━━━ Extracted material ━━━
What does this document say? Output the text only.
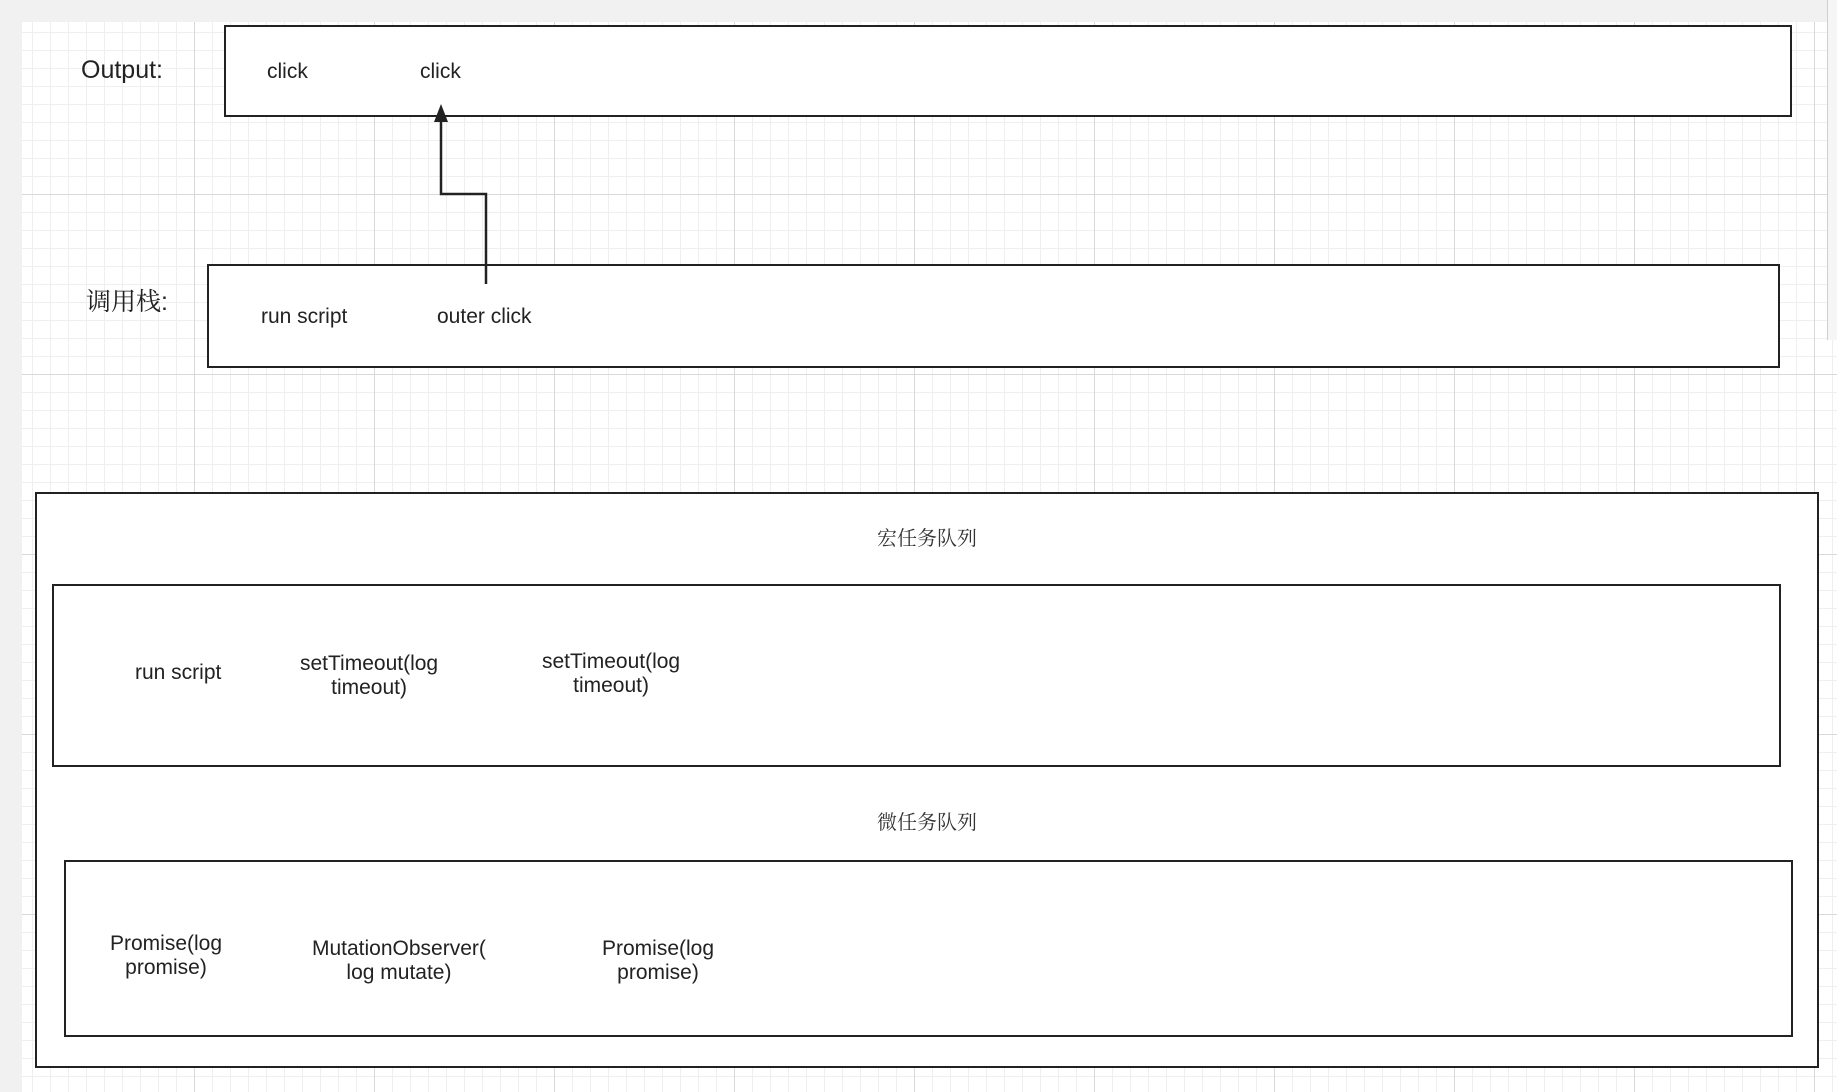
Output:	click	click
调用栈:
run script	outer click
宏任务队列
run script	setTimeout(log
timeout)
setTimeout(log
timeout)
微任务队列
Promise(log
promise)
MutationObserver(
log mutate)
Promise(log
promise)
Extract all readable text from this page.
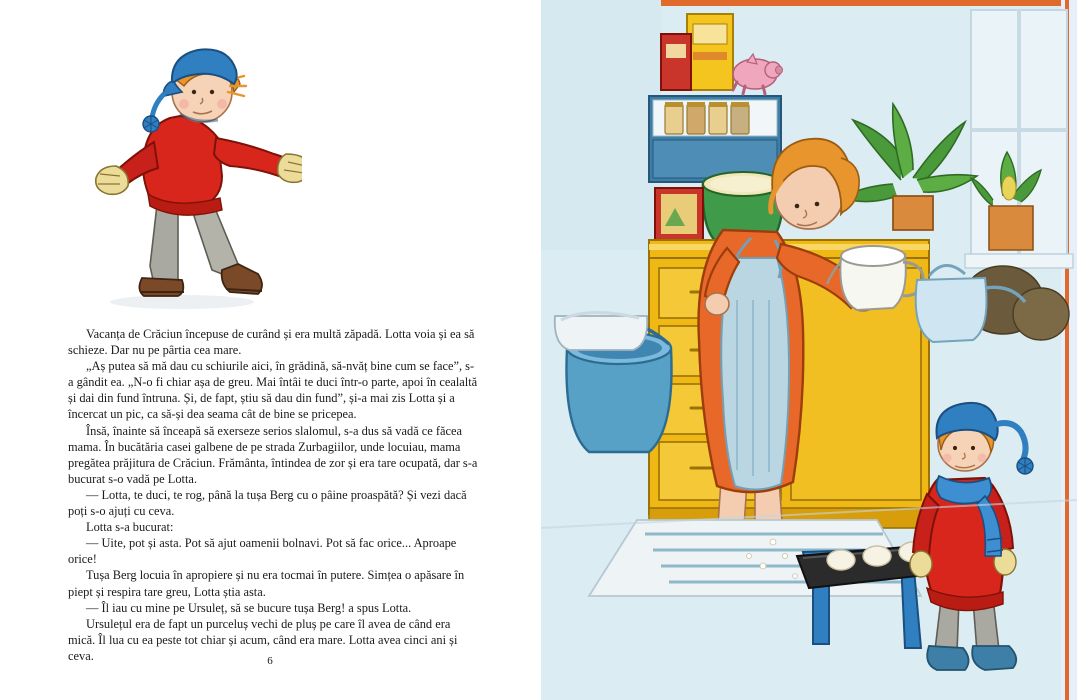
Vacanța de Crăciun începuse de curând și era multă zăpadă. Lotta voia și ea să schieze. Dar nu pe pârtia cea mare.

„Aș putea să mă dau cu schiurile aici, în grădină, să-nvăț bine cum se face”, s-a gândit ea. „N-o fi chiar așa de greu. Mai întâi te duci într-o parte, apoi în cealaltă și dai din fund întruna. Și, de fapt, știu să dau din fund”, și-a mai zis Lotta și a încercat un pic, ca să-și dea seama cât de bine se pricepea.

Însă, înainte să înceapă să exerseze serios slalomul, s-a dus să vadă ce făcea mama. În bucătăria casei galbene de pe strada Zurbagiilor, unde locuiau, mama pregătea prăjitura de Crăciun. Frământa, întindea de zor și era tare ocupată, dar s-a bucurat s-o vadă pe Lotta.

— Lotta, te duci, te rog, până la tușa Berg cu o pâine proaspătă? Și vezi dacă poți s-o ajuți cu ceva.

Lotta s-a bucurat:

— Uite, pot și asta. Pot să ajut oamenii bolnavi. Pot să fac orice... Aproape orice!

Tușa Berg locuia în apropiere și nu era tocmai în putere. Simțea o apăsare în piept și respira tare greu, Lotta știa asta.

— Îl iau cu mine pe Ursuleț, să se bucure tușa Berg! a spus Lotta.

Ursulețul era de fapt un purceluș vechi de pluș pe care îl avea de când era mică. Îl lua cu ea peste tot chiar și acum, când era mare. Lotta avea cinci ani și ceva.	6
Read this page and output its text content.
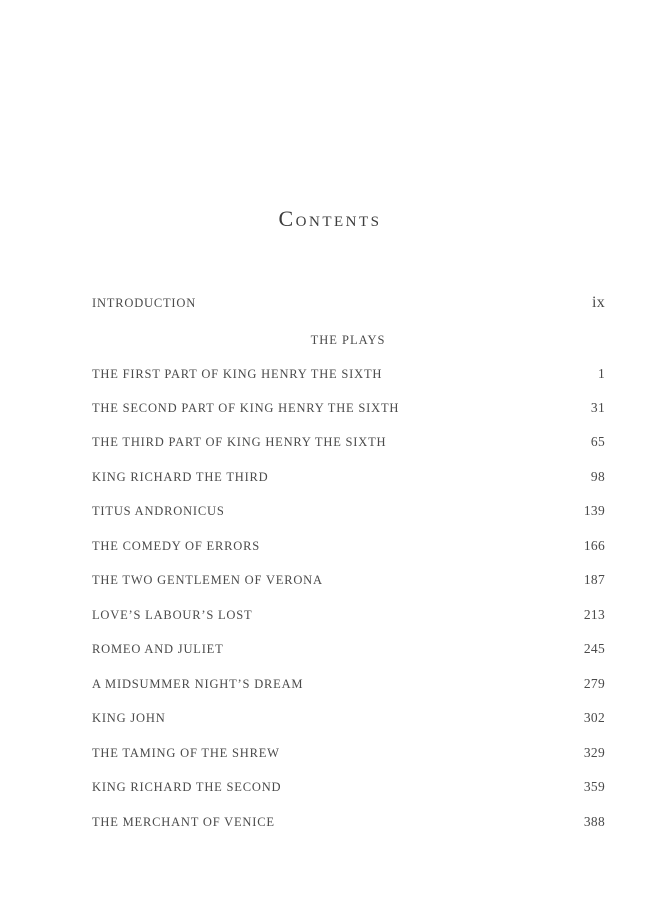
Contents
INTRODUCTION	ix
THE PLAYS
THE FIRST PART OF KING HENRY THE SIXTH	1
THE SECOND PART OF KING HENRY THE SIXTH	31
THE THIRD PART OF KING HENRY THE SIXTH	65
KING RICHARD THE THIRD	98
TITUS ANDRONICUS	139
THE COMEDY OF ERRORS	166
THE TWO GENTLEMEN OF VERONA	187
LOVE’S LABOUR’S LOST	213
ROMEO AND JULIET	245
A MIDSUMMER NIGHT’S DREAM	279
KING JOHN	302
THE TAMING OF THE SHREW	329
KING RICHARD THE SECOND	359
THE MERCHANT OF VENICE	388
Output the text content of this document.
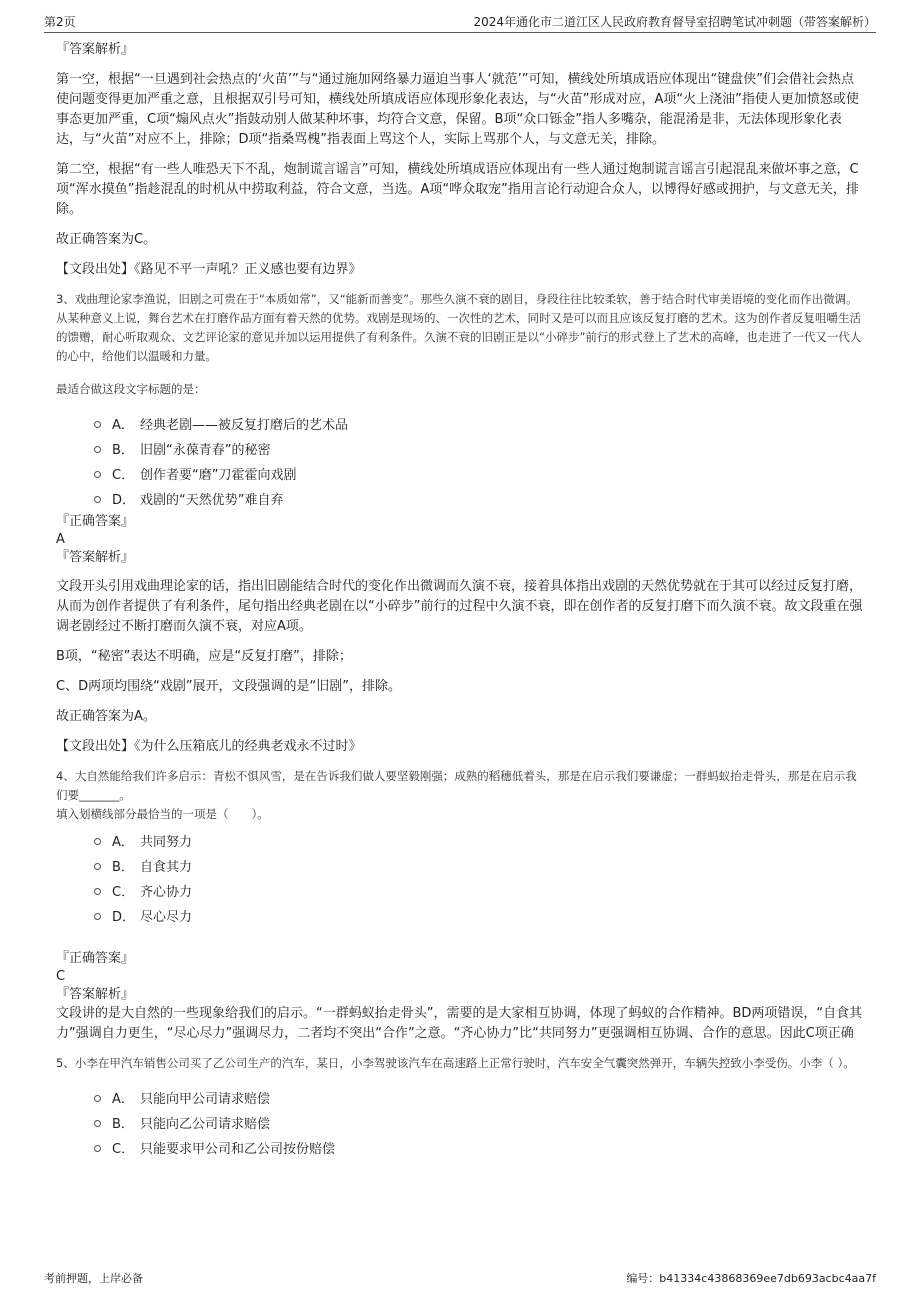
第2页	2024年通化市二道江区人民政府教育督导室招聘笔试冲刺题（带答案解析）

『答案解析』

第一空，根据“一旦遇到社会热点的‘火苗’”与“通过施加网络暴力逼迫当事人‘就范’”可知，横线处所填成语应体现出“键盘侠”们会借社会热点使问题变得更加严重之意，且根据双引号可知，横线处所填成语应体现形象化表达，与“火苗”形成对应，A项“火上浇油”指使人更加愤怒或使事态更加严重，C项“煽风点火”指鼓动别人做某种坏事，均符合文意，保留。B项“众口铄金”指人多嘴杂，能混淆是非，无法体现形象化表达，与“火苗”对应不上，排除；D项“指桑骂槐”指表面上骂这个人，实际上骂那个人，与文意无关，排除。

第二空，根据“有一些人唯恐天下不乱，炮制谎言谣言”可知，横线处所填成语应体现出有一些人通过炮制谎言谣言引起混乱来做坏事之意，C项“浑水摸鱼”指趁混乱的时机从中捞取利益，符合文意，当选。A项“哗众取宠”指用言论行动迎合众人，以博得好感或拥护，与文意无关，排除。

故正确答案为C。

【文段出处】《路见不平一声吼？正义感也要有边界》

3、戏曲理论家李渔说，旧剧之可贵在于“本质如常”，又“能新而善变”。那些久演不衰的剧目，身段往往比较柔软，善于结合时代审美语境的变化而作出微调。从某种意义上说，舞台艺术在打磨作品方面有着天然的优势。戏剧是现场的、一次性的艺术，同时又是可以而且应该反复打磨的艺术。这为创作者反复咀嚼生活的馈赠，耐心听取观众、文艺评论家的意见并加以运用提供了有利条件。久演不衰的旧剧正是以“小碎步”前行的形式登上了艺术的高峰，也走进了一代又一代人的心中，给他们以温暖和力量。

最适合做这段文字标题的是：

A． 经典老剧——被反复打磨后的艺术品
B． 旧剧“永葆青春”的秘密
C． 创作者要“磨”刀霍霍向戏剧
D． 戏剧的“天然优势”难自弃

『正确答案』

A

『答案解析』

文段开头引用戏曲理论家的话，指出旧剧能结合时代的变化作出微调而久演不衰，接着具体指出戏剧的天然优势就在于其可以经过反复打磨，从而为创作者提供了有利条件，尾句指出经典老剧在以“小碎步”前行的过程中久演不衰，即在创作者的反复打磨下而久演不衰。故文段重在强调老剧经过不断打磨而久演不衰，对应A项。

B项，“秘密”表达不明确，应是“反复打磨”，排除；

C、D两项均围绕“戏剧”展开，文段强调的是“旧剧”，排除。

故正确答案为A。

【文段出处】《为什么压箱底儿的经典老戏永不过时》

4、大自然能给我们许多启示：青松不惧风雪，是在告诉我们做人要坚毅刚强；成熟的稻穗低着头，那是在启示我们要谦虚；一群蚂蚁抬走骨头，那是在启示我们要_______。

填入划横线部分最恰当的一项是（　　）。

A． 共同努力
B． 自食其力
C． 齐心协力
D． 尽心尽力

『正确答案』

C

『答案解析』

文段讲的是大自然的一些现象给我们的启示。“一群蚂蚁抬走骨头”，需要的是大家相互协调，体现了蚂蚁的合作精神。BD两项错误，“自食其力”强调自力更生，“尽心尽力”强调尽力，二者均不突出“合作”之意。“齐心协力”比“共同努力”更强调相互协调、合作的意思。因此C项正确

5、小李在甲汽车销售公司买了乙公司生产的汽车，某日，小李驾驶该汽车在高速路上正常行驶时，汽车安全气囊突然弹开，车辆失控致小李受伤。小李（ ）。

A． 只能向甲公司请求赔偿
B． 只能向乙公司请求赔偿
C． 只能要求甲公司和乙公司按份赔偿
考前押题，上岸必备	编号：b41334c43868369ee7db693acbc4aa7f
━━━
> What you need to do:
Without the pictures, write out every entry precisely as it appears.

> Right answer:
What does this document say? Output the text only.
Output:	click	click
调用栈:
run script	outer click
宏任务队列
run script	setTimeout(log
timeout)
setTimeout(log
timeout)
微任务队列
Promise(log
promise)
MutationObserver(
log mutate)
Promise(log
promise)
Extract all readable text from this page.
Vacanța de Crăciun începuse de curând și era multă zăpadă. Lotta voia și ea să schieze. Dar nu pe pârtia cea mare.

„Aș putea să mă dau cu schiurile aici, în grădină, să-nvăț bine cum se face”, s-a gândit ea. „N-o fi chiar așa de greu. Mai întâi te duci într-o parte, apoi în cealaltă și dai din fund întruna. Și, de fapt, știu să dau din fund”, și-a mai zis Lotta și a încercat un pic, ca să-și dea seama cât de bine se pricepea.

Însă, înainte să înceapă să exerseze serios slalomul, s-a dus să vadă ce făcea mama. În bucătăria casei galbene de pe strada Zurbagiilor, unde locuiau, mama pregătea prăjitura de Crăciun. Frământa, întindea de zor și era tare ocupată, dar s-a bucurat s-o vadă pe Lotta.

— Lotta, te duci, te rog, până la tușa Berg cu o pâine proaspătă? Și vezi dacă poți s-o ajuți cu ceva.

Lotta s-a bucurat:

— Uite, pot și asta. Pot să ajut oamenii bolnavi. Pot să fac orice... Aproape orice!

Tușa Berg locuia în apropiere și nu era tocmai în putere. Simțea o apăsare în piept și respira tare greu, Lotta știa asta.

— Îl iau cu mine pe Ursuleț, să se bucure tușa Berg! a spus Lotta.

Ursulețul era de fapt un purceluș vechi de pluș pe care îl avea de când era mică. Îl lua cu ea peste tot chiar și acum, când era mare. Lotta avea cinci ani și ceva.	6
Read this page and output its text content.
Contents
INTRODUCTION	ix
THE PLAYS
THE FIRST PART OF KING HENRY THE SIXTH	1
THE SECOND PART OF KING HENRY THE SIXTH	31
THE THIRD PART OF KING HENRY THE SIXTH	65
KING RICHARD THE THIRD	98
TITUS ANDRONICUS	139
THE COMEDY OF ERRORS	166
THE TWO GENTLEMEN OF VERONA	187
LOVE’S LABOUR’S LOST	213
ROMEO AND JULIET	245
A MIDSUMMER NIGHT’S DREAM	279
KING JOHN	302
THE TAMING OF THE SHREW	329
KING RICHARD THE SECOND	359
THE MERCHANT OF VENICE	388
Output the text content of this document.
第2页	2024年通化市二道江区人民政府教育督导室招聘笔试冲刺题（带答案解析）

『答案解析』

第一空，根据“一旦遇到社会热点的‘火苗’”与“通过施加网络暴力逼迫当事人‘就范’”可知，横线处所填成语应体现出“键盘侠”们会借社会热点使问题变得更加严重之意，且根据双引号可知，横线处所填成语应体现形象化表达，与“火苗”形成对应，A项“火上浇油”指使人更加愤怒或使事态更加严重，C项“煽风点火”指鼓动别人做某种坏事，均符合文意，保留。B项“众口铄金”指人多嘴杂，能混淆是非，无法体现形象化表达，与“火苗”对应不上，排除；D项“指桑骂槐”指表面上骂这个人，实际上骂那个人，与文意无关，排除。

第二空，根据“有一些人唯恐天下不乱，炮制谎言谣言”可知，横线处所填成语应体现出有一些人通过炮制谎言谣言引起混乱来做坏事之意，C项“浑水摸鱼”指趁混乱的时机从中捞取利益，符合文意，当选。A项“哗众取宠”指用言论行动迎合众人，以博得好感或拥护，与文意无关，排除。

故正确答案为C。

【文段出处】《路见不平一声吼？正义感也要有边界》

3、戏曲理论家李渔说，旧剧之可贵在于“本质如常”，又“能新而善变”。那些久演不衰的剧目，身段往往比较柔软，善于结合时代审美语境的变化而作出微调。从某种意义上说，舞台艺术在打磨作品方面有着天然的优势。戏剧是现场的、一次性的艺术，同时又是可以而且应该反复打磨的艺术。这为创作者反复咀嚼生活的馈赠，耐心听取观众、文艺评论家的意见并加以运用提供了有利条件。久演不衰的旧剧正是以“小碎步”前行的形式登上了艺术的高峰，也走进了一代又一代人的心中，给他们以温暖和力量。

最适合做这段文字标题的是：

A． 经典老剧——被反复打磨后的艺术品
B． 旧剧“永葆青春”的秘密
C． 创作者要“磨”刀霍霍向戏剧
D． 戏剧的“天然优势”难自弃

『正确答案』

A

『答案解析』

文段开头引用戏曲理论家的话，指出旧剧能结合时代的变化作出微调而久演不衰，接着具体指出戏剧的天然优势就在于其可以经过反复打磨，从而为创作者提供了有利条件，尾句指出经典老剧在以“小碎步”前行的过程中久演不衰，即在创作者的反复打磨下而久演不衰。故文段重在强调老剧经过不断打磨而久演不衰，对应A项。

B项，“秘密”表达不明确，应是“反复打磨”，排除；

C、D两项均围绕“戏剧”展开，文段强调的是“旧剧”，排除。

故正确答案为A。

【文段出处】《为什么压箱底儿的经典老戏永不过时》

4、大自然能给我们许多启示：青松不惧风雪，是在告诉我们做人要坚毅刚强；成熟的稻穗低着头，那是在启示我们要谦虚；一群蚂蚁抬走骨头，那是在启示我们要_______。

填入划横线部分最恰当的一项是（　　）。

A． 共同努力
B． 自食其力
C． 齐心协力
D． 尽心尽力

『正确答案』

C

『答案解析』

文段讲的是大自然的一些现象给我们的启示。“一群蚂蚁抬走骨头”，需要的是大家相互协调，体现了蚂蚁的合作精神。BD两项错误，“自食其力”强调自力更生，“尽心尽力”强调尽力，二者均不突出“合作”之意。“齐心协力”比“共同努力”更强调相互协调、合作的意思。因此C项正确

5、小李在甲汽车销售公司买了乙公司生产的汽车，某日，小李驾驶该汽车在高速路上正常行驶时，汽车安全气囊突然弹开，车辆失控致小李受伤。小李（ ）。

A． 只能向甲公司请求赔偿
B． 只能向乙公司请求赔偿
C． 只能要求甲公司和乙公司按份赔偿
考前押题，上岸必备	编号：b41334c43868369ee7db693acbc4aa7f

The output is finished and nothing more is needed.